Sift the material for lines containing "name", and return them.

* * * * * * * * *

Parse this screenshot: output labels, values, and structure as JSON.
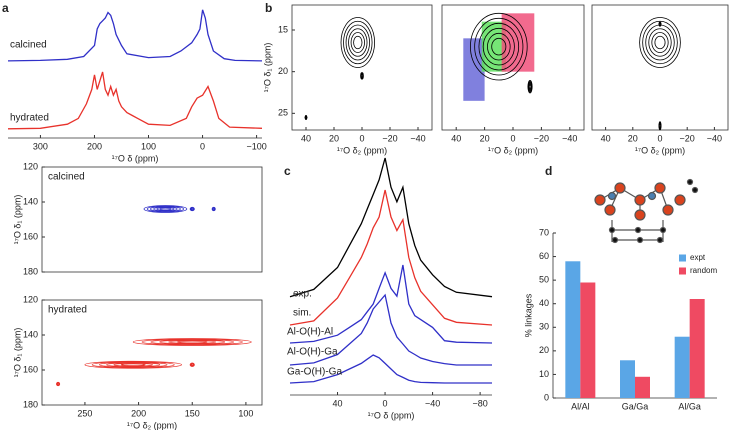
{
  "panels": [
    "a",
    "b",
    "c",
    "d"
  ],
  "chart_data": [
    {
      "type": "line",
      "xlabel": "¹⁷O δ (ppm)",
      "xlim": [
        360,
        -110
      ],
      "xticks": [
        300,
        200,
        100,
        0,
        {
          "value": -100,
          "label": "−100"
        }
      ],
      "ylim": [
        0,
        1
      ],
      "series": [
        {
          "name": "calcined",
          "color": "#3030c8",
          "x": [
            360,
            300,
            250,
            220,
            200,
            195,
            190,
            185,
            180,
            175,
            170,
            165,
            160,
            150,
            140,
            100,
            60,
            40,
            20,
            10,
            5,
            0,
            -5,
            -10,
            -20,
            -40,
            -60,
            -110
          ],
          "values": [
            0.02,
            0.03,
            0.05,
            0.1,
            0.3,
            0.6,
            0.7,
            0.75,
            0.8,
            0.9,
            0.85,
            0.7,
            0.5,
            0.3,
            0.15,
            0.08,
            0.1,
            0.2,
            0.35,
            0.5,
            0.6,
            0.95,
            0.8,
            0.5,
            0.2,
            0.06,
            0.03,
            0.02
          ]
        },
        {
          "name": "hydrated",
          "color": "#e8322b",
          "x": [
            360,
            300,
            250,
            230,
            215,
            205,
            200,
            195,
            190,
            185,
            180,
            175,
            170,
            165,
            160,
            155,
            150,
            140,
            130,
            120,
            100,
            60,
            30,
            20,
            10,
            0,
            -10,
            -20,
            -30,
            -50,
            -110
          ],
          "values": [
            0.02,
            0.03,
            0.1,
            0.2,
            0.45,
            0.7,
            0.95,
            0.7,
            0.85,
            1.0,
            0.7,
            0.6,
            0.75,
            0.6,
            0.7,
            0.5,
            0.4,
            0.3,
            0.25,
            0.2,
            0.1,
            0.08,
            0.2,
            0.4,
            0.55,
            0.6,
            0.75,
            0.5,
            0.2,
            0.05,
            0.03
          ]
        }
      ]
    },
    {
      "type": "contour",
      "label": "calcined",
      "color": "#3030c8",
      "frame": true,
      "y_inverted": true,
      "ylabel": "¹⁷O δ₁ (ppm)",
      "xlim": [
        290,
        85
      ],
      "ylim": [
        120,
        180
      ],
      "yticks": [
        120,
        140,
        160,
        180
      ],
      "peaks": [
        {
          "x": 175,
          "y": 144,
          "w": 40,
          "h": 4
        },
        {
          "x": 150,
          "y": 144,
          "w": 4,
          "h": 2
        },
        {
          "x": 130,
          "y": 144,
          "w": 3,
          "h": 2
        }
      ]
    },
    {
      "type": "contour",
      "label": "hydrated",
      "color": "#e8322b",
      "frame": true,
      "y_inverted": true,
      "xlabel": "¹⁷O δ₂ (ppm)",
      "ylabel": "¹⁷O δ₁ (ppm)",
      "xlim": [
        290,
        85
      ],
      "ylim": [
        120,
        180
      ],
      "xticks": [
        250,
        200,
        150,
        100
      ],
      "yticks": [
        120,
        140,
        160,
        180
      ],
      "peaks": [
        {
          "x": 150,
          "y": 144,
          "w": 110,
          "h": 4
        },
        {
          "x": 205,
          "y": 157,
          "w": 90,
          "h": 4
        },
        {
          "x": 150,
          "y": 157,
          "w": 4,
          "h": 2
        },
        {
          "x": 275,
          "y": 168,
          "w": 3,
          "h": 2
        }
      ]
    },
    {
      "type": "contour",
      "color": "#000000",
      "frame": true,
      "y_inverted": true,
      "xlabel": "¹⁷O δ₂ (ppm)",
      "ylabel": "¹⁷O δ₁ (ppm)",
      "xlim": [
        50,
        -50
      ],
      "ylim": [
        12,
        27
      ],
      "xticks": [
        40,
        20,
        0,
        {
          "value": -20,
          "label": "−20"
        },
        {
          "value": -40,
          "label": "−40"
        }
      ],
      "yticks": [
        15,
        20,
        25
      ],
      "peaks": [
        {
          "x": 3,
          "y": 16.5,
          "w": 24,
          "h": 6
        },
        {
          "x": 0,
          "y": 20.5,
          "w": 2,
          "h": 0.8
        },
        {
          "x": 40,
          "y": 25.5,
          "w": 1,
          "h": 0.5
        }
      ]
    },
    {
      "type": "contour",
      "color": "#000000",
      "frame": true,
      "y_inverted": true,
      "xlabel": "¹⁷O δ₂ (ppm)",
      "xlim": [
        50,
        -50
      ],
      "ylim": [
        12,
        27
      ],
      "xticks": [
        40,
        20,
        0,
        {
          "value": -20,
          "label": "−20"
        },
        {
          "value": -40,
          "label": "−40"
        }
      ],
      "regions": [
        {
          "x": [
            35,
            20
          ],
          "y": [
            16,
            23.5
          ],
          "color": "#6a6ad8"
        },
        {
          "x": [
            22,
            5
          ],
          "y": [
            14,
            20
          ],
          "color": "#5ee05e"
        },
        {
          "x": [
            8,
            -15
          ],
          "y": [
            13,
            20
          ],
          "color": "#f0507a"
        }
      ],
      "peaks": [
        {
          "x": 10,
          "y": 17,
          "w": 40,
          "h": 8
        },
        {
          "x": -12,
          "y": 21.8,
          "w": 3,
          "h": 1.5
        }
      ]
    },
    {
      "type": "contour",
      "color": "#000000",
      "frame": true,
      "y_inverted": true,
      "xlabel": "¹⁷O δ₂ (ppm)",
      "xlim": [
        50,
        -50
      ],
      "ylim": [
        12,
        27
      ],
      "xticks": [
        40,
        20,
        0,
        {
          "value": -20,
          "label": "−20"
        },
        {
          "value": -40,
          "label": "−40"
        }
      ],
      "peaks": [
        {
          "x": 0,
          "y": 16.5,
          "w": 30,
          "h": 6
        },
        {
          "x": 0,
          "y": 14.3,
          "w": 1.5,
          "h": 0.5
        },
        {
          "x": 0,
          "y": 26.5,
          "w": 1.5,
          "h": 1
        }
      ]
    },
    {
      "type": "line",
      "xlabel": "¹⁷O δ (ppm)",
      "xlim": [
        80,
        -90
      ],
      "ylim": [
        0,
        1
      ],
      "xticks": [
        40,
        0,
        {
          "value": -40,
          "label": "−40"
        },
        {
          "value": -80,
          "label": "−80"
        }
      ],
      "x": [
        80,
        60,
        40,
        30,
        20,
        15,
        10,
        5,
        0,
        -5,
        -10,
        -15,
        -20,
        -25,
        -30,
        -40,
        -50,
        -60,
        -90
      ],
      "series": [
        {
          "name": "exp.",
          "color": "#000000",
          "values": [
            0.05,
            0.1,
            0.25,
            0.4,
            0.55,
            0.65,
            0.75,
            0.85,
            1.0,
            0.8,
            0.7,
            0.8,
            0.55,
            0.4,
            0.3,
            0.2,
            0.12,
            0.08,
            0.05
          ]
        },
        {
          "name": "sim.",
          "color": "#e8322b",
          "values": [
            0.0,
            0.03,
            0.2,
            0.35,
            0.5,
            0.6,
            0.72,
            0.8,
            1.0,
            0.8,
            0.7,
            0.78,
            0.5,
            0.35,
            0.25,
            0.15,
            0.05,
            0.02,
            0.0
          ]
        },
        {
          "name": "Al-O(H)-Al",
          "color": "#3030c8",
          "values": [
            0,
            0.02,
            0.1,
            0.2,
            0.3,
            0.4,
            0.5,
            0.7,
            0.9,
            0.7,
            0.6,
            1.0,
            0.5,
            0.35,
            0.3,
            0.2,
            0.03,
            0.01,
            0
          ]
        },
        {
          "name": "Al-O(H)-Ga",
          "color": "#3030c8",
          "values": [
            0,
            0.03,
            0.15,
            0.3,
            0.45,
            0.6,
            0.8,
            0.9,
            1.0,
            0.6,
            0.4,
            0.3,
            0.2,
            0.15,
            0.1,
            0.05,
            0.02,
            0,
            0
          ]
        },
        {
          "name": "Ga-O(H)-Ga",
          "color": "#3030c8",
          "values": [
            0,
            0.05,
            0.3,
            0.5,
            0.7,
            0.85,
            1.0,
            0.9,
            0.7,
            0.5,
            0.3,
            0.2,
            0.1,
            0.05,
            0.02,
            0.01,
            0,
            0,
            0
          ]
        }
      ]
    },
    {
      "type": "bar",
      "ylabel": "% linkages",
      "categories": [
        "Al/Al",
        "Ga/Ga",
        "Al/Ga"
      ],
      "legend": "upper right",
      "ylim": [
        0,
        70
      ],
      "yticks": [
        0,
        10,
        20,
        30,
        40,
        50,
        60,
        70
      ],
      "series": [
        {
          "name": "expt",
          "color": "#5aa6e6",
          "values": [
            58,
            16,
            26
          ]
        },
        {
          "name": "random",
          "color": "#ef4a62",
          "values": [
            49,
            9,
            42
          ]
        }
      ]
    }
  ]
}
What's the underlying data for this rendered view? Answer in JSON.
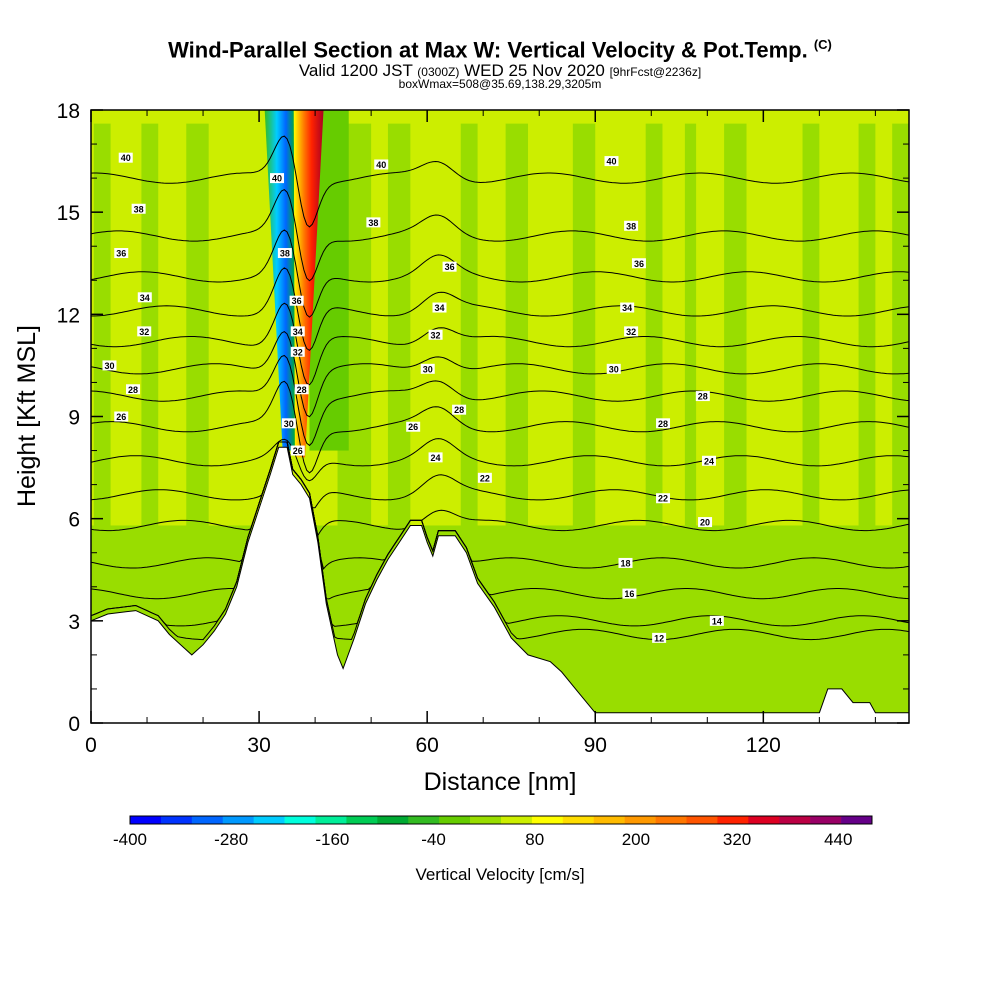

* * * * * * * * *

RESULT BELOW.
          "name": "calcined",
          "name": "hydrated",
          "name": "exp.",
          "name": "sim.",
          "name": "Al-O(H)-Al",
          "name": "Al-O(H)-Ga",
          "name": "Ga-O(H)-Ga",
          "name": "expt",
          "name": "random",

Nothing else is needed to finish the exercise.